**OBJECTIVE**: Output the entries word for word. Omit images.
========================================
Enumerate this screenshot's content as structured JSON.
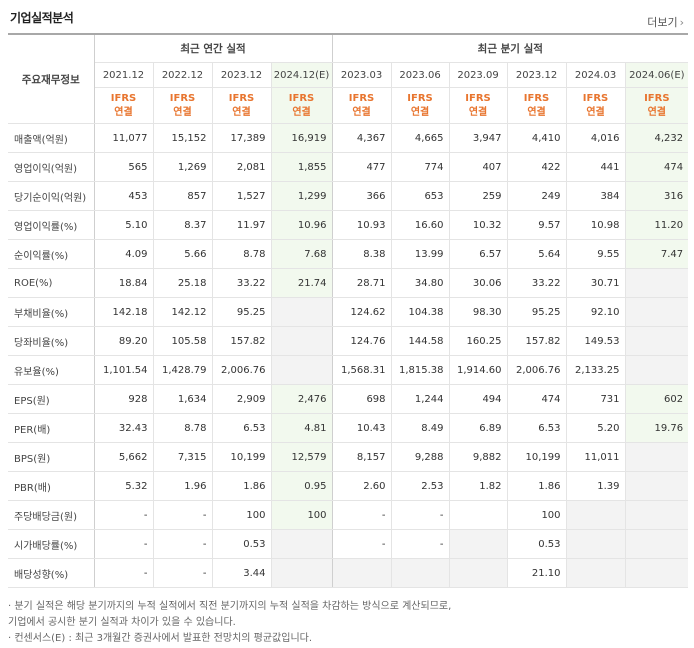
{
  "title": "기업실적분석",
  "more": "더보기",
  "header": {
    "row_label": "주요재무정보",
    "annual": "최근 연간 실적",
    "quarterly": "최근 분기 실적",
    "periods": [
      "2021.12",
      "2022.12",
      "2023.12",
      "2024.12(E)",
      "2023.03",
      "2023.06",
      "2023.09",
      "2023.12",
      "2024.03",
      "2024.06(E)"
    ],
    "ifrs": "IFRS",
    "consol": "연결"
  },
  "rows": [
    {
      "label": "매출액(억원)",
      "v": [
        "11,077",
        "15,152",
        "17,389",
        "16,919",
        "4,367",
        "4,665",
        "3,947",
        "4,410",
        "4,016",
        "4,232"
      ]
    },
    {
      "label": "영업이익(억원)",
      "v": [
        "565",
        "1,269",
        "2,081",
        "1,855",
        "477",
        "774",
        "407",
        "422",
        "441",
        "474"
      ]
    },
    {
      "label": "당기순이익(억원)",
      "v": [
        "453",
        "857",
        "1,527",
        "1,299",
        "366",
        "653",
        "259",
        "249",
        "384",
        "316"
      ]
    },
    {
      "label": "영업이익률(%)",
      "v": [
        "5.10",
        "8.37",
        "11.97",
        "10.96",
        "10.93",
        "16.60",
        "10.32",
        "9.57",
        "10.98",
        "11.20"
      ]
    },
    {
      "label": "순이익률(%)",
      "v": [
        "4.09",
        "5.66",
        "8.78",
        "7.68",
        "8.38",
        "13.99",
        "6.57",
        "5.64",
        "9.55",
        "7.47"
      ]
    },
    {
      "label": "ROE(%)",
      "v": [
        "18.84",
        "25.18",
        "33.22",
        "21.74",
        "28.71",
        "34.80",
        "30.06",
        "33.22",
        "30.71",
        ""
      ]
    },
    {
      "label": "부채비율(%)",
      "v": [
        "142.18",
        "142.12",
        "95.25",
        "",
        "124.62",
        "104.38",
        "98.30",
        "95.25",
        "92.10",
        ""
      ]
    },
    {
      "label": "당좌비율(%)",
      "v": [
        "89.20",
        "105.58",
        "157.82",
        "",
        "124.76",
        "144.58",
        "160.25",
        "157.82",
        "149.53",
        ""
      ]
    },
    {
      "label": "유보율(%)",
      "v": [
        "1,101.54",
        "1,428.79",
        "2,006.76",
        "",
        "1,568.31",
        "1,815.38",
        "1,914.60",
        "2,006.76",
        "2,133.25",
        ""
      ]
    },
    {
      "label": "EPS(원)",
      "v": [
        "928",
        "1,634",
        "2,909",
        "2,476",
        "698",
        "1,244",
        "494",
        "474",
        "731",
        "602"
      ]
    },
    {
      "label": "PER(배)",
      "v": [
        "32.43",
        "8.78",
        "6.53",
        "4.81",
        "10.43",
        "8.49",
        "6.89",
        "6.53",
        "5.20",
        "19.76"
      ]
    },
    {
      "label": "BPS(원)",
      "v": [
        "5,662",
        "7,315",
        "10,199",
        "12,579",
        "8,157",
        "9,288",
        "9,882",
        "10,199",
        "11,011",
        ""
      ]
    },
    {
      "label": "PBR(배)",
      "v": [
        "5.32",
        "1.96",
        "1.86",
        "0.95",
        "2.60",
        "2.53",
        "1.82",
        "1.86",
        "1.39",
        ""
      ]
    },
    {
      "label": "주당배당금(원)",
      "v": [
        "-",
        "-",
        "100",
        "100",
        "-",
        "-",
        "",
        "100",
        "",
        ""
      ]
    },
    {
      "label": "시가배당률(%)",
      "v": [
        "-",
        "-",
        "0.53",
        "",
        "-",
        "-",
        "",
        "0.53",
        "",
        ""
      ]
    },
    {
      "label": "배당성향(%)",
      "v": [
        "-",
        "-",
        "3.44",
        "",
        "",
        "",
        "",
        "21.10",
        "",
        ""
      ]
    }
  ],
  "notes": [
    "· 분기 실적은 해당 분기까지의 누적 실적에서 직전 분기까지의 누적 실적을 차감하는 방식으로 계산되므로,",
    "  기업에서 공시한 분기 실적과 차이가 있을 수 있습니다.",
    "· 컨센서스(E) : 최근 3개월간 증권사에서 발표한 전망치의 평균값입니다."
  ]
}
========================================
**ANSWER TO THE TASK**:
Enumerate this screenshot's content as structured JSON.
{
  "title": "기업실적분석",
  "more": "더보기",
  "header": {
    "row_label": "주요재무정보",
    "annual": "최근 연간 실적",
    "quarterly": "최근 분기 실적",
    "periods": [
      "2021.12",
      "2022.12",
      "2023.12",
      "2024.12(E)",
      "2023.03",
      "2023.06",
      "2023.09",
      "2023.12",
      "2024.03",
      "2024.06(E)"
    ],
    "ifrs": "IFRS",
    "consol": "연결"
  },
  "rows": [
    {
      "label": "매출액(억원)",
      "v": [
        "11,077",
        "15,152",
        "17,389",
        "16,919",
        "4,367",
        "4,665",
        "3,947",
        "4,410",
        "4,016",
        "4,232"
      ]
    },
    {
      "label": "영업이익(억원)",
      "v": [
        "565",
        "1,269",
        "2,081",
        "1,855",
        "477",
        "774",
        "407",
        "422",
        "441",
        "474"
      ]
    },
    {
      "label": "당기순이익(억원)",
      "v": [
        "453",
        "857",
        "1,527",
        "1,299",
        "366",
        "653",
        "259",
        "249",
        "384",
        "316"
      ]
    },
    {
      "label": "영업이익률(%)",
      "v": [
        "5.10",
        "8.37",
        "11.97",
        "10.96",
        "10.93",
        "16.60",
        "10.32",
        "9.57",
        "10.98",
        "11.20"
      ]
    },
    {
      "label": "순이익률(%)",
      "v": [
        "4.09",
        "5.66",
        "8.78",
        "7.68",
        "8.38",
        "13.99",
        "6.57",
        "5.64",
        "9.55",
        "7.47"
      ]
    },
    {
      "label": "ROE(%)",
      "v": [
        "18.84",
        "25.18",
        "33.22",
        "21.74",
        "28.71",
        "34.80",
        "30.06",
        "33.22",
        "30.71",
        ""
      ]
    },
    {
      "label": "부채비율(%)",
      "v": [
        "142.18",
        "142.12",
        "95.25",
        "",
        "124.62",
        "104.38",
        "98.30",
        "95.25",
        "92.10",
        ""
      ]
    },
    {
      "label": "당좌비율(%)",
      "v": [
        "89.20",
        "105.58",
        "157.82",
        "",
        "124.76",
        "144.58",
        "160.25",
        "157.82",
        "149.53",
        ""
      ]
    },
    {
      "label": "유보율(%)",
      "v": [
        "1,101.54",
        "1,428.79",
        "2,006.76",
        "",
        "1,568.31",
        "1,815.38",
        "1,914.60",
        "2,006.76",
        "2,133.25",
        ""
      ]
    },
    {
      "label": "EPS(원)",
      "v": [
        "928",
        "1,634",
        "2,909",
        "2,476",
        "698",
        "1,244",
        "494",
        "474",
        "731",
        "602"
      ]
    },
    {
      "label": "PER(배)",
      "v": [
        "32.43",
        "8.78",
        "6.53",
        "4.81",
        "10.43",
        "8.49",
        "6.89",
        "6.53",
        "5.20",
        "19.76"
      ]
    },
    {
      "label": "BPS(원)",
      "v": [
        "5,662",
        "7,315",
        "10,199",
        "12,579",
        "8,157",
        "9,288",
        "9,882",
        "10,199",
        "11,011",
        ""
      ]
    },
    {
      "label": "PBR(배)",
      "v": [
        "5.32",
        "1.96",
        "1.86",
        "0.95",
        "2.60",
        "2.53",
        "1.82",
        "1.86",
        "1.39",
        ""
      ]
    },
    {
      "label": "주당배당금(원)",
      "v": [
        "-",
        "-",
        "100",
        "100",
        "-",
        "-",
        "",
        "100",
        "",
        ""
      ]
    },
    {
      "label": "시가배당률(%)",
      "v": [
        "-",
        "-",
        "0.53",
        "",
        "-",
        "-",
        "",
        "0.53",
        "",
        ""
      ]
    },
    {
      "label": "배당성향(%)",
      "v": [
        "-",
        "-",
        "3.44",
        "",
        "",
        "",
        "",
        "21.10",
        "",
        ""
      ]
    }
  ],
  "notes": [
    "· 분기 실적은 해당 분기까지의 누적 실적에서 직전 분기까지의 누적 실적을 차감하는 방식으로 계산되므로,",
    "  기업에서 공시한 분기 실적과 차이가 있을 수 있습니다.",
    "· 컨센서스(E) : 최근 3개월간 증권사에서 발표한 전망치의 평균값입니다."
  ]
}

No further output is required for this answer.